→ REQUIRED WORK: Say how many lines hold the string "local"; please write nothing but the number.

[Start DATA TO USE]

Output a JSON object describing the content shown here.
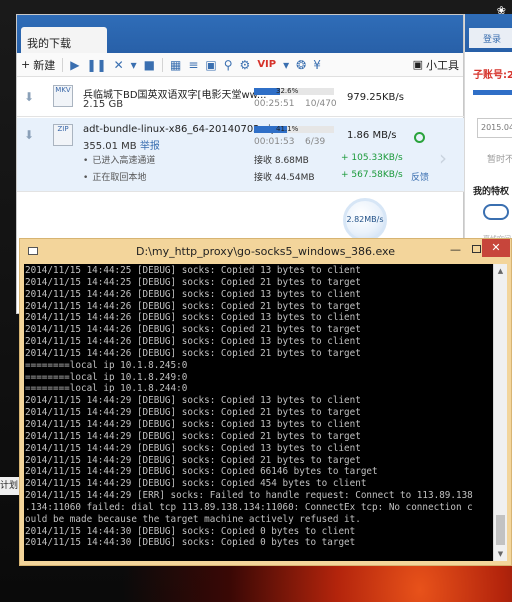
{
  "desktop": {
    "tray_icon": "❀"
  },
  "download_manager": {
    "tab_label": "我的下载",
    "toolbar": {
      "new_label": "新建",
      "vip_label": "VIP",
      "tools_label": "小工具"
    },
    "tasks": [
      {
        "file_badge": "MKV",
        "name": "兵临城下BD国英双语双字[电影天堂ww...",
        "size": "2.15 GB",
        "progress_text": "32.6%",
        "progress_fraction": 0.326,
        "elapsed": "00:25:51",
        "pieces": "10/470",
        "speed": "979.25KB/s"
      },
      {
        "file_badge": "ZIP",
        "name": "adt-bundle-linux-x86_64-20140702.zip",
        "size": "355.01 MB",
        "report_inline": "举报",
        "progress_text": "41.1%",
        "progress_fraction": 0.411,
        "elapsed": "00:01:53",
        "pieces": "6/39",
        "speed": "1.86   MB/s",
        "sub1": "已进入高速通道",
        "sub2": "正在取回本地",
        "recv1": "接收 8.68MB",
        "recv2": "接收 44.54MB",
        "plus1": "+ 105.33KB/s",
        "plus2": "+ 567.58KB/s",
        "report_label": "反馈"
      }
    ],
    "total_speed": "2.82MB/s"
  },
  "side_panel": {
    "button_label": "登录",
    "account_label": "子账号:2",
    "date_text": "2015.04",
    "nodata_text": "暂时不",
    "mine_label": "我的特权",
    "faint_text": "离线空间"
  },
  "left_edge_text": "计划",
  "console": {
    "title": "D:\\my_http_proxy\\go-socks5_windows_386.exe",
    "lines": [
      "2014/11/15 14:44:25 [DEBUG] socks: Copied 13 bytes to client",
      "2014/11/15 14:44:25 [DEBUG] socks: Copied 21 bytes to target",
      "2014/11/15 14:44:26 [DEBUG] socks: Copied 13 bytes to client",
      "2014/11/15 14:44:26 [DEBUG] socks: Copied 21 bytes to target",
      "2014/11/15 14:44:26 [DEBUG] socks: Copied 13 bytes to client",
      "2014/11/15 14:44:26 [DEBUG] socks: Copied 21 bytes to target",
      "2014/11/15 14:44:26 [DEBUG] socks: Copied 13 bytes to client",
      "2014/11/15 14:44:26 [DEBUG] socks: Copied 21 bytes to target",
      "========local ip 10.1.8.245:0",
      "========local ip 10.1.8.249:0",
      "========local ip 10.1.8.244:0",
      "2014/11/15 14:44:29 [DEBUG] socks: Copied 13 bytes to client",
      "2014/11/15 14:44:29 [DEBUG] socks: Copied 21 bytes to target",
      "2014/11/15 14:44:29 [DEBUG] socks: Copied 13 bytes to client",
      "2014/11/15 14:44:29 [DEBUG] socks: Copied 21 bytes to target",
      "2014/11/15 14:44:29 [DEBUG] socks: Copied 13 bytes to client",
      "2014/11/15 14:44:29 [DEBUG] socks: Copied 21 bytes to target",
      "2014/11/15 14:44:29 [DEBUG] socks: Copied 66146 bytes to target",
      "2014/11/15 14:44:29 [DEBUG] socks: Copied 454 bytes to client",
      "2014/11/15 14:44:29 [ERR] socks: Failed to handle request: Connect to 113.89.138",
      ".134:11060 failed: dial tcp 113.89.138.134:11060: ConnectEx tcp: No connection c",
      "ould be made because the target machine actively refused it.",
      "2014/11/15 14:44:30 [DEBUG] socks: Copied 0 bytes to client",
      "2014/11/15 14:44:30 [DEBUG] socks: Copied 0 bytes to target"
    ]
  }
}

[End DATA TO USE]
[Start DATA TO USE]

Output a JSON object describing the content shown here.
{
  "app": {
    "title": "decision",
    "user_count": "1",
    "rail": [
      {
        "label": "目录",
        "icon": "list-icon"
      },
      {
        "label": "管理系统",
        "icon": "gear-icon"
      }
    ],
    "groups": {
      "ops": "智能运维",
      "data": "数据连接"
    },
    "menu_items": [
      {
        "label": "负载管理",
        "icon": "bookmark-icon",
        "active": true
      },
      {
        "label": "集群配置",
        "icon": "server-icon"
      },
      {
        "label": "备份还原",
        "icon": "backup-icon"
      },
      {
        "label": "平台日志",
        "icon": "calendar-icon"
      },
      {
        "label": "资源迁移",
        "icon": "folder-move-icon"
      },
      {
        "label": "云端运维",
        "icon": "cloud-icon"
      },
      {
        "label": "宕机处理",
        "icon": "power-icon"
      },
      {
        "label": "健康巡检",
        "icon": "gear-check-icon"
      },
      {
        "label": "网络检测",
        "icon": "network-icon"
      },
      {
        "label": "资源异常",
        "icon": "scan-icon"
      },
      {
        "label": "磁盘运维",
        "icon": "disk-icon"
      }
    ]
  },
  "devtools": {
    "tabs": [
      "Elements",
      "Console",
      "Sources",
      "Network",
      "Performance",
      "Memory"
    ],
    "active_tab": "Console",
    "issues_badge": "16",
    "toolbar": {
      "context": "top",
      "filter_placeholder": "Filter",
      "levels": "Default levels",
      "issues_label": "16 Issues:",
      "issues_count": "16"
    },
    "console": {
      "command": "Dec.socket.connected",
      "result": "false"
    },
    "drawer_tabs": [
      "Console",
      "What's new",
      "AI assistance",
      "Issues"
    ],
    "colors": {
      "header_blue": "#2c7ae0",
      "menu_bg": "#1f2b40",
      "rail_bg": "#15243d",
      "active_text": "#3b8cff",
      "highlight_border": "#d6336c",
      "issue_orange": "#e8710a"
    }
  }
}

[End DATA TO USE]
[Start DATA TO USE]

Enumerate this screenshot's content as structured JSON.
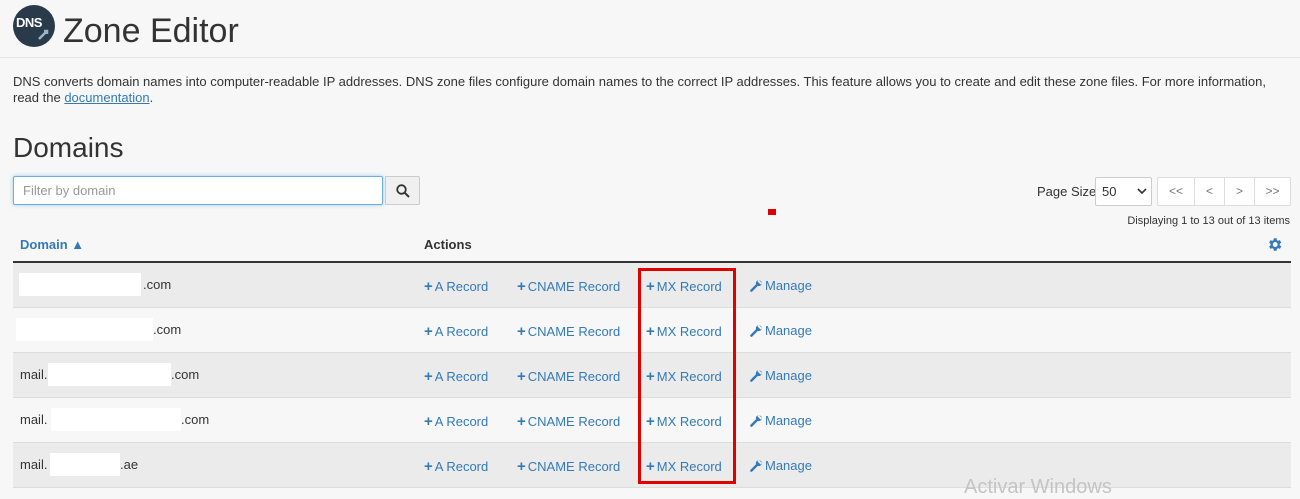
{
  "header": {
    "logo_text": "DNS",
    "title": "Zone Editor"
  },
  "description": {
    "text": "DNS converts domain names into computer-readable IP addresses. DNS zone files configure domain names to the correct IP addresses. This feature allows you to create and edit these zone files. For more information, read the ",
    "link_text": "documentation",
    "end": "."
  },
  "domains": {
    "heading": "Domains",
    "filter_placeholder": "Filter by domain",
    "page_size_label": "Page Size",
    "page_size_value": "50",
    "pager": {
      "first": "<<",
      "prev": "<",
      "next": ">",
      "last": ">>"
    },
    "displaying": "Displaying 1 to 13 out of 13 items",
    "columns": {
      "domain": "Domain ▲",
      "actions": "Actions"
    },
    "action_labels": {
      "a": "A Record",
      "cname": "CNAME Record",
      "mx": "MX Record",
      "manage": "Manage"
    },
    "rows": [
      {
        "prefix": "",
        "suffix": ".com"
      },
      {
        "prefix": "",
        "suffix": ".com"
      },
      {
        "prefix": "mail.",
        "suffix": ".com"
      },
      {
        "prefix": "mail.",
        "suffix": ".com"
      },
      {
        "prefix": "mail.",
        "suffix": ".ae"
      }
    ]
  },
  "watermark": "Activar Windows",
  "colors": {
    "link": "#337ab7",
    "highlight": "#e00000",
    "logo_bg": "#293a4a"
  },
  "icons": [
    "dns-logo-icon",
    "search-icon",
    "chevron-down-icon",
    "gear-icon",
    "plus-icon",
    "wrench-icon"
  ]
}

[End DATA TO USE]

→ EXERCISE RESPONSE: 3